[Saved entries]
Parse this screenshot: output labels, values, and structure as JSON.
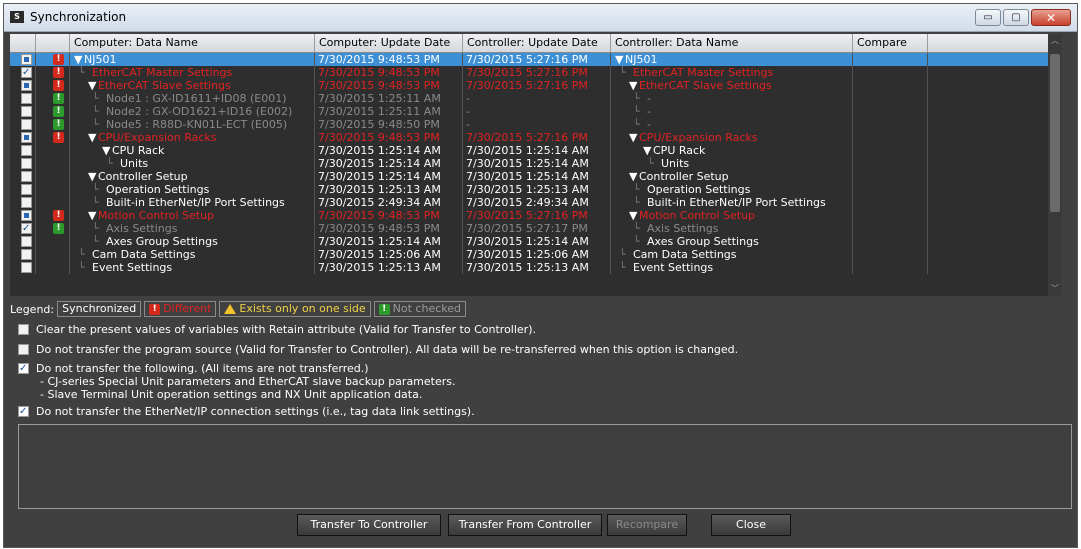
{
  "window": {
    "title": "Synchronization",
    "minimize": "▭",
    "maximize": "▢",
    "close": "✕"
  },
  "grid": {
    "columns": [
      "Computer: Data Name",
      "Computer: Update Date",
      "Controller: Update Date",
      "Controller: Data Name",
      "Compare"
    ],
    "rows": [
      {
        "check": "part",
        "status": "red",
        "indent": 0,
        "expander": "▼",
        "name": "NJ501",
        "cdate": "7/30/2015 9:48:53 PM",
        "kdate": "7/30/2015 5:27:16 PM",
        "kname": "NJ501",
        "kexp": "▼",
        "color": "white",
        "selected": true
      },
      {
        "check": "on",
        "status": "red",
        "indent": 1,
        "expander": "",
        "name": "EtherCAT Master Settings",
        "cdate": "7/30/2015 9:48:53 PM",
        "kdate": "7/30/2015 5:27:16 PM",
        "kname": "EtherCAT Master Settings",
        "kexp": "",
        "color": "red"
      },
      {
        "check": "part",
        "status": "red",
        "indent": 1,
        "expander": "▼",
        "name": "EtherCAT Slave Settings",
        "cdate": "7/30/2015 9:48:53 PM",
        "kdate": "7/30/2015 5:27:16 PM",
        "kname": "EtherCAT Slave Settings",
        "kexp": "▼",
        "color": "red"
      },
      {
        "check": "off",
        "status": "green",
        "indent": 2,
        "expander": "",
        "name": "Node1 : GX-ID1611+ID08 (E001)",
        "cdate": "7/30/2015 1:25:11 AM",
        "kdate": "-",
        "kname": "-",
        "kexp": "",
        "color": "gray"
      },
      {
        "check": "off",
        "status": "green",
        "indent": 2,
        "expander": "",
        "name": "Node2 : GX-OD1621+ID16 (E002)",
        "cdate": "7/30/2015 1:25:11 AM",
        "kdate": "-",
        "kname": "-",
        "kexp": "",
        "color": "gray"
      },
      {
        "check": "off",
        "status": "green",
        "indent": 2,
        "expander": "",
        "name": "Node5 : R88D-KN01L-ECT (E005)",
        "cdate": "7/30/2015 9:48:50 PM",
        "kdate": "-",
        "kname": "-",
        "kexp": "",
        "color": "gray"
      },
      {
        "check": "part",
        "status": "red",
        "indent": 1,
        "expander": "▼",
        "name": "CPU/Expansion Racks",
        "cdate": "7/30/2015 9:48:53 PM",
        "kdate": "7/30/2015 5:27:16 PM",
        "kname": "CPU/Expansion Racks",
        "kexp": "▼",
        "color": "red"
      },
      {
        "check": "off",
        "status": "",
        "indent": 2,
        "expander": "▼",
        "name": "CPU Rack",
        "cdate": "7/30/2015 1:25:14 AM",
        "kdate": "7/30/2015 1:25:14 AM",
        "kname": "CPU Rack",
        "kexp": "▼",
        "color": "white"
      },
      {
        "check": "off",
        "status": "",
        "indent": 3,
        "expander": "",
        "name": "Units",
        "cdate": "7/30/2015 1:25:14 AM",
        "kdate": "7/30/2015 1:25:14 AM",
        "kname": "Units",
        "kexp": "",
        "color": "white"
      },
      {
        "check": "off",
        "status": "",
        "indent": 1,
        "expander": "▼",
        "name": "Controller Setup",
        "cdate": "7/30/2015 1:25:14 AM",
        "kdate": "7/30/2015 1:25:14 AM",
        "kname": "Controller Setup",
        "kexp": "▼",
        "color": "white"
      },
      {
        "check": "off",
        "status": "",
        "indent": 2,
        "expander": "",
        "name": "Operation Settings",
        "cdate": "7/30/2015 1:25:13 AM",
        "kdate": "7/30/2015 1:25:13 AM",
        "kname": "Operation Settings",
        "kexp": "",
        "color": "white"
      },
      {
        "check": "off",
        "status": "",
        "indent": 2,
        "expander": "",
        "name": "Built-in EtherNet/IP Port Settings",
        "cdate": "7/30/2015 2:49:34 AM",
        "kdate": "7/30/2015 2:49:34 AM",
        "kname": "Built-in EtherNet/IP Port Settings",
        "kexp": "",
        "color": "white"
      },
      {
        "check": "part",
        "status": "red",
        "indent": 1,
        "expander": "▼",
        "name": "Motion Control Setup",
        "cdate": "7/30/2015 9:48:53 PM",
        "kdate": "7/30/2015 5:27:16 PM",
        "kname": "Motion Control Setup",
        "kexp": "▼",
        "color": "red"
      },
      {
        "check": "on",
        "status": "green",
        "indent": 2,
        "expander": "",
        "name": "Axis Settings",
        "cdate": "7/30/2015 9:48:53 PM",
        "kdate": "7/30/2015 5:27:17 PM",
        "kname": "Axis Settings",
        "kexp": "",
        "color": "gray"
      },
      {
        "check": "off",
        "status": "",
        "indent": 2,
        "expander": "",
        "name": "Axes Group Settings",
        "cdate": "7/30/2015 1:25:14 AM",
        "kdate": "7/30/2015 1:25:14 AM",
        "kname": "Axes Group Settings",
        "kexp": "",
        "color": "white"
      },
      {
        "check": "off",
        "status": "",
        "indent": 1,
        "expander": "",
        "name": "Cam Data Settings",
        "cdate": "7/30/2015 1:25:06 AM",
        "kdate": "7/30/2015 1:25:06 AM",
        "kname": "Cam Data Settings",
        "kexp": "",
        "color": "white"
      },
      {
        "check": "off",
        "status": "",
        "indent": 1,
        "expander": "",
        "name": "Event Settings",
        "cdate": "7/30/2015 1:25:13 AM",
        "kdate": "7/30/2015 1:25:13 AM",
        "kname": "Event Settings",
        "kexp": "",
        "color": "white"
      }
    ]
  },
  "legend": {
    "label": "Legend:",
    "synchronized": "Synchronized",
    "different": "Different",
    "one_side": "Exists only on one side",
    "not_checked": "Not checked"
  },
  "options": [
    {
      "checked": false,
      "text": "Clear the present values of variables with Retain attribute (Valid for Transfer to Controller)."
    },
    {
      "checked": false,
      "text": "Do not transfer the program source (Valid for Transfer to Controller). All data will be re-transferred when this option is changed."
    },
    {
      "checked": true,
      "text": "Do not transfer the following. (All items are not transferred.)",
      "sub1": "- CJ-series Special Unit parameters and EtherCAT slave backup parameters.",
      "sub2": "- Slave Terminal Unit operation settings and NX Unit application data."
    },
    {
      "checked": true,
      "text": "Do not transfer the EtherNet/IP connection settings (i.e., tag data link settings)."
    }
  ],
  "buttons": {
    "transfer_to": "Transfer To Controller",
    "transfer_from": "Transfer From Controller",
    "recompare": "Recompare",
    "close": "Close"
  },
  "colors": {
    "different": "#e02222",
    "synchronized": "#ffffff",
    "not_checked": "#8a8a8a",
    "selection": "#3d8fd6"
  }
}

**Instruction**
Filter the records above for "Motion" and copy every matching line.

**Result below**
        "name": "Motion Control Setup",
        "kname": "Motion Control Setup",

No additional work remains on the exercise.